# [Task directions]
An exact transcription of all the data is the expected reply.

# [Study material]
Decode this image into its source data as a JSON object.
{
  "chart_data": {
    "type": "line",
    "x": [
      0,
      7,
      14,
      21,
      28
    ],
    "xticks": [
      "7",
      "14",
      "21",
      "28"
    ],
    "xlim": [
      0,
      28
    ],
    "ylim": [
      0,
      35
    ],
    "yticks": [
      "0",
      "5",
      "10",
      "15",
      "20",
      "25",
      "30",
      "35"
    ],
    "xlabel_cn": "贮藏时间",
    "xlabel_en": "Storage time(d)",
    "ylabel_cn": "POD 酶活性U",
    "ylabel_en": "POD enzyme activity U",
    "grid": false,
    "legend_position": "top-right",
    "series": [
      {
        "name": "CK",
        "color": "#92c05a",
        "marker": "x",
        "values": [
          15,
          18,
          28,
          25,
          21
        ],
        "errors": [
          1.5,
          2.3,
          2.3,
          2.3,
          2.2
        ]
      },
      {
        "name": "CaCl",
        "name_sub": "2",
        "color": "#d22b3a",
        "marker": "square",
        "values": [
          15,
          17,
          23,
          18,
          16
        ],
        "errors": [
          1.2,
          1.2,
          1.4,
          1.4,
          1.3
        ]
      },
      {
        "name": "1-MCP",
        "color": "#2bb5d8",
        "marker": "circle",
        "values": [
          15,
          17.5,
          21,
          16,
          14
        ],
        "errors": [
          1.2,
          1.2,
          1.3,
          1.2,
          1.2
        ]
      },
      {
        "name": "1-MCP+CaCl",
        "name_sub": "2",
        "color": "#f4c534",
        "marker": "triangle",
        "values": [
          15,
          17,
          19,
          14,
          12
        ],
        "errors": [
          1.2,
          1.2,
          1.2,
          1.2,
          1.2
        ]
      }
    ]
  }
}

# [Reply]
Decode this image into its source data as a JSON object.
{
  "chart_data": {
    "type": "line",
    "x": [
      0,
      7,
      14,
      21,
      28
    ],
    "xticks": [
      "7",
      "14",
      "21",
      "28"
    ],
    "xlim": [
      0,
      28
    ],
    "ylim": [
      0,
      35
    ],
    "yticks": [
      "0",
      "5",
      "10",
      "15",
      "20",
      "25",
      "30",
      "35"
    ],
    "xlabel_cn": "贮藏时间",
    "xlabel_en": "Storage time(d)",
    "ylabel_cn": "POD 酶活性U",
    "ylabel_en": "POD enzyme activity U",
    "grid": false,
    "legend_position": "top-right",
    "series": [
      {
        "name": "CK",
        "color": "#92c05a",
        "marker": "x",
        "values": [
          15,
          18,
          28,
          25,
          21
        ],
        "errors": [
          1.5,
          2.3,
          2.3,
          2.3,
          2.2
        ]
      },
      {
        "name": "CaCl",
        "name_sub": "2",
        "color": "#d22b3a",
        "marker": "square",
        "values": [
          15,
          17,
          23,
          18,
          16
        ],
        "errors": [
          1.2,
          1.2,
          1.4,
          1.4,
          1.3
        ]
      },
      {
        "name": "1-MCP",
        "color": "#2bb5d8",
        "marker": "circle",
        "values": [
          15,
          17.5,
          21,
          16,
          14
        ],
        "errors": [
          1.2,
          1.2,
          1.3,
          1.2,
          1.2
        ]
      },
      {
        "name": "1-MCP+CaCl",
        "name_sub": "2",
        "color": "#f4c534",
        "marker": "triangle",
        "values": [
          15,
          17,
          19,
          14,
          12
        ],
        "errors": [
          1.2,
          1.2,
          1.2,
          1.2,
          1.2
        ]
      }
    ]
  }
}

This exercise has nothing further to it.